Data excerpts:
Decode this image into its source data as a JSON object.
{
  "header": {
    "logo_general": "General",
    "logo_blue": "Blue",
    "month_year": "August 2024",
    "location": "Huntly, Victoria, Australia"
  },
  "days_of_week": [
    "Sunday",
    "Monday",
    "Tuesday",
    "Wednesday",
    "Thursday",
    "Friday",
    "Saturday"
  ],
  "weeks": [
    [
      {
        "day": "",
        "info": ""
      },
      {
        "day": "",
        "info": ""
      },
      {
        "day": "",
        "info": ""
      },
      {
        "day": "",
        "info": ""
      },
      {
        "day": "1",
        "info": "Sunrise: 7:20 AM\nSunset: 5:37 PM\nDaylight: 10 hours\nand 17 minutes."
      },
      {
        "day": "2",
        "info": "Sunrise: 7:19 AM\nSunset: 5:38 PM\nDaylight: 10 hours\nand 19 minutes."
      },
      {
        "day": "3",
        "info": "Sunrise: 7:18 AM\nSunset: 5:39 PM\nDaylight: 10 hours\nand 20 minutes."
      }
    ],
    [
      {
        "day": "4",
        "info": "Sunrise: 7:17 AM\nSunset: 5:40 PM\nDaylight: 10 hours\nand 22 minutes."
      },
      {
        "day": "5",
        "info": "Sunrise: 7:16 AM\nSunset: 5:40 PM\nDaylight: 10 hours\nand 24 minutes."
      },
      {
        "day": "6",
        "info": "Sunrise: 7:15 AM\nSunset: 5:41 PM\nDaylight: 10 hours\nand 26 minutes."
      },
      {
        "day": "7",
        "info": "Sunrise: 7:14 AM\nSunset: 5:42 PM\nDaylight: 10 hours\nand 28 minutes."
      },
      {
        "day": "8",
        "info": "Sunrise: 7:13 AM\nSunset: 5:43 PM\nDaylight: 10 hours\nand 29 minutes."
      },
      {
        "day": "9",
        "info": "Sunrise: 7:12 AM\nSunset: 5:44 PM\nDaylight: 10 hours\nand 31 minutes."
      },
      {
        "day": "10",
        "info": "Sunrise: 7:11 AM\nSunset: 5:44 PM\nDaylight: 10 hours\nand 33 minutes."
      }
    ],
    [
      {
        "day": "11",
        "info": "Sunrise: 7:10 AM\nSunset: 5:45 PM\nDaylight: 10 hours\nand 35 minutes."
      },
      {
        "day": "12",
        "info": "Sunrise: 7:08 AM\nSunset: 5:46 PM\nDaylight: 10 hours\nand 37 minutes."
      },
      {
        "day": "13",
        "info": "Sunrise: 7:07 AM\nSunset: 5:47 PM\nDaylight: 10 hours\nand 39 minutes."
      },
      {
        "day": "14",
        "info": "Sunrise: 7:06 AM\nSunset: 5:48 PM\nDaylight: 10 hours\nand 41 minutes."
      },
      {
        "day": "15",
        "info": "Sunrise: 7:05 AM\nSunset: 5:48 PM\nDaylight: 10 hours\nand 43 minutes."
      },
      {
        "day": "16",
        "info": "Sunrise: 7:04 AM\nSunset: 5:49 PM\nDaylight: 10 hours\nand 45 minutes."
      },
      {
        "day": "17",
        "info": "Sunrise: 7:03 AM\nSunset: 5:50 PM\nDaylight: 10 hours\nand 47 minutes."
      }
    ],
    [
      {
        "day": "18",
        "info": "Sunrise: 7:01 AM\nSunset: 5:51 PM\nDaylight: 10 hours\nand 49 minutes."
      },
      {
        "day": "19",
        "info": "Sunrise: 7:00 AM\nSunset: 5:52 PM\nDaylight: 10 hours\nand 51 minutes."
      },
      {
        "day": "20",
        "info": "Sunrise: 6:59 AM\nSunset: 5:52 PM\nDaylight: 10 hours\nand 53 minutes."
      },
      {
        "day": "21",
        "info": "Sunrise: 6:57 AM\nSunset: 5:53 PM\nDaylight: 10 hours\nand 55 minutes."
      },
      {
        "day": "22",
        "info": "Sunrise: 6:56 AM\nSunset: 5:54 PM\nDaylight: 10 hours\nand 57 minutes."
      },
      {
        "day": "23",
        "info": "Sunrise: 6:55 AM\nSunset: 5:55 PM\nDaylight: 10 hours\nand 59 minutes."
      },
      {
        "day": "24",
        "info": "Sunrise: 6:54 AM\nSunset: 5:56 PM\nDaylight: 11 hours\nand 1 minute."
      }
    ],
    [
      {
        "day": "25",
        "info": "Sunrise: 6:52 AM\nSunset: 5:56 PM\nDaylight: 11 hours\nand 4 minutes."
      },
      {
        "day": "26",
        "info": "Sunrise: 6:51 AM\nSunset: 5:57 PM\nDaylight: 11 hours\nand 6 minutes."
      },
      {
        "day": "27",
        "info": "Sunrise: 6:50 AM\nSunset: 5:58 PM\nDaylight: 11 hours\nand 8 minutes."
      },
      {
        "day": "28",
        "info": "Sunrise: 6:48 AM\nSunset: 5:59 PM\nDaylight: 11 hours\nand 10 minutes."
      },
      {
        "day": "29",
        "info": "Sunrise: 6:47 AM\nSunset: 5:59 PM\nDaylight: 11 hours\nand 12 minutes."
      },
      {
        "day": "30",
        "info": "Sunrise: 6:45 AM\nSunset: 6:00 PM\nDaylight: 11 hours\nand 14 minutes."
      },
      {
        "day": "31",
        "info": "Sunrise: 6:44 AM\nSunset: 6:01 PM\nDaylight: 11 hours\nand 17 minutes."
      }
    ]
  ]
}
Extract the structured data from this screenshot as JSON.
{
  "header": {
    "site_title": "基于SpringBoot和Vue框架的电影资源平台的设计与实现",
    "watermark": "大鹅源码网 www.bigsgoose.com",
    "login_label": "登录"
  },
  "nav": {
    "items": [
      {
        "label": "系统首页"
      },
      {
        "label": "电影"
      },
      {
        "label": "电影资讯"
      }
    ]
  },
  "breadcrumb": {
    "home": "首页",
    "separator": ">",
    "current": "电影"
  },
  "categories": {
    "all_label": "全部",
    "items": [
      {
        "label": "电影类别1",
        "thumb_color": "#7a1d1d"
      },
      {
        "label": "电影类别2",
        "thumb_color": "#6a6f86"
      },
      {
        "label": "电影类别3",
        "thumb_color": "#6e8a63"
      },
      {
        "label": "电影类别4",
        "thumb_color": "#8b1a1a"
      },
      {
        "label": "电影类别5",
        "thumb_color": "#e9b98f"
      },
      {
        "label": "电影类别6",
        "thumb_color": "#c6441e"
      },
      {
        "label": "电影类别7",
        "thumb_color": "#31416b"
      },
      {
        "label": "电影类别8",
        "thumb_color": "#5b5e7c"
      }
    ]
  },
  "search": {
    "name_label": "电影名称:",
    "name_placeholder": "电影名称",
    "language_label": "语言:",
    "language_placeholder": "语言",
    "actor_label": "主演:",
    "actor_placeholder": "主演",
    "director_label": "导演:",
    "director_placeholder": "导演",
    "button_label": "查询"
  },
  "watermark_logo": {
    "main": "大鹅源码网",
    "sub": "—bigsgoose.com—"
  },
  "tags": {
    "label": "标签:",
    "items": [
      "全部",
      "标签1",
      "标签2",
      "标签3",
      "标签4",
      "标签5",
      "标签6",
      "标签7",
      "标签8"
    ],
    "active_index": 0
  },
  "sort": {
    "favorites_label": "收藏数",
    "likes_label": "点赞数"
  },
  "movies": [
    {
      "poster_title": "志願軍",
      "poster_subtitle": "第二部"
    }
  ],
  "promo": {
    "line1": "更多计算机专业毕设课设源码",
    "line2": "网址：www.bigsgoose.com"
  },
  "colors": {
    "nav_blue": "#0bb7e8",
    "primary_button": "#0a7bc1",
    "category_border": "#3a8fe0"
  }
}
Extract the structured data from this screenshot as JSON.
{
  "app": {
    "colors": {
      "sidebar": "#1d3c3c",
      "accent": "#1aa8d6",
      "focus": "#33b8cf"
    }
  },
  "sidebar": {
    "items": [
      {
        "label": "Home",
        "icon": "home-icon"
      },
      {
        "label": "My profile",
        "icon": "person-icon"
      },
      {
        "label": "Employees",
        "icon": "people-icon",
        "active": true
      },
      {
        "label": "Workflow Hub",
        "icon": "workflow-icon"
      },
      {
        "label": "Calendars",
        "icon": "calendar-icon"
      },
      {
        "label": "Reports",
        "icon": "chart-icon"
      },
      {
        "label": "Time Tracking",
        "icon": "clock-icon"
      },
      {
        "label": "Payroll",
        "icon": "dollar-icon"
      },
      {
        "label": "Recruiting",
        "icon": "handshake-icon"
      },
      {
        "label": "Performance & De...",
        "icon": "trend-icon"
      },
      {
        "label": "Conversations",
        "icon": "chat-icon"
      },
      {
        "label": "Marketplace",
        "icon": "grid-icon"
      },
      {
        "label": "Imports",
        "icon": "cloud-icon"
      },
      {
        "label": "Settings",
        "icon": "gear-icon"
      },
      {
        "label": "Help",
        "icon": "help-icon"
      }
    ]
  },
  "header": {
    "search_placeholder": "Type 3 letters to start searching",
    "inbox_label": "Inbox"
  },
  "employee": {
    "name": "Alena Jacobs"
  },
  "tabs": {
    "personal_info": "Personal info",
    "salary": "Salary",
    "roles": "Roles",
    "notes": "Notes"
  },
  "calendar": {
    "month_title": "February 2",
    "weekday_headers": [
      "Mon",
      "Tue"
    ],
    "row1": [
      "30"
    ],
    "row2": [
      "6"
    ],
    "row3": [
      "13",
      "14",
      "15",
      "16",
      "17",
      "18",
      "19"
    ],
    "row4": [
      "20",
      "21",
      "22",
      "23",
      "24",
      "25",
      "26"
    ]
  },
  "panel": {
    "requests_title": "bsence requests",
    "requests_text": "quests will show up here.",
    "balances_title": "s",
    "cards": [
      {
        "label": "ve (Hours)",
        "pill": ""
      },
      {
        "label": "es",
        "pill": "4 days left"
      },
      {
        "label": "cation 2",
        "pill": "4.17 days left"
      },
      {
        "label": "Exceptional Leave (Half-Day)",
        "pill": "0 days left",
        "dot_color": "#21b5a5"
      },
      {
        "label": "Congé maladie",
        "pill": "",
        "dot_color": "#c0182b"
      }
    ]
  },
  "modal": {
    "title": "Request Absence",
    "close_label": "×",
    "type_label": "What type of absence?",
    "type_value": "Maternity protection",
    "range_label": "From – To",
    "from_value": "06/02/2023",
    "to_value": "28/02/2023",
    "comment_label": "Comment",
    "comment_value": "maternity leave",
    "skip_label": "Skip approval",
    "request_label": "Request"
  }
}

--- WHAT THIS TASK INVOLVES ---
Write out every line of the preceding listing that contains "left".

--- OUTPUT OF THE EXERCISE ---
        "pill": "4 days left"
        "pill": "4.17 days left"
        "pill": "0 days left",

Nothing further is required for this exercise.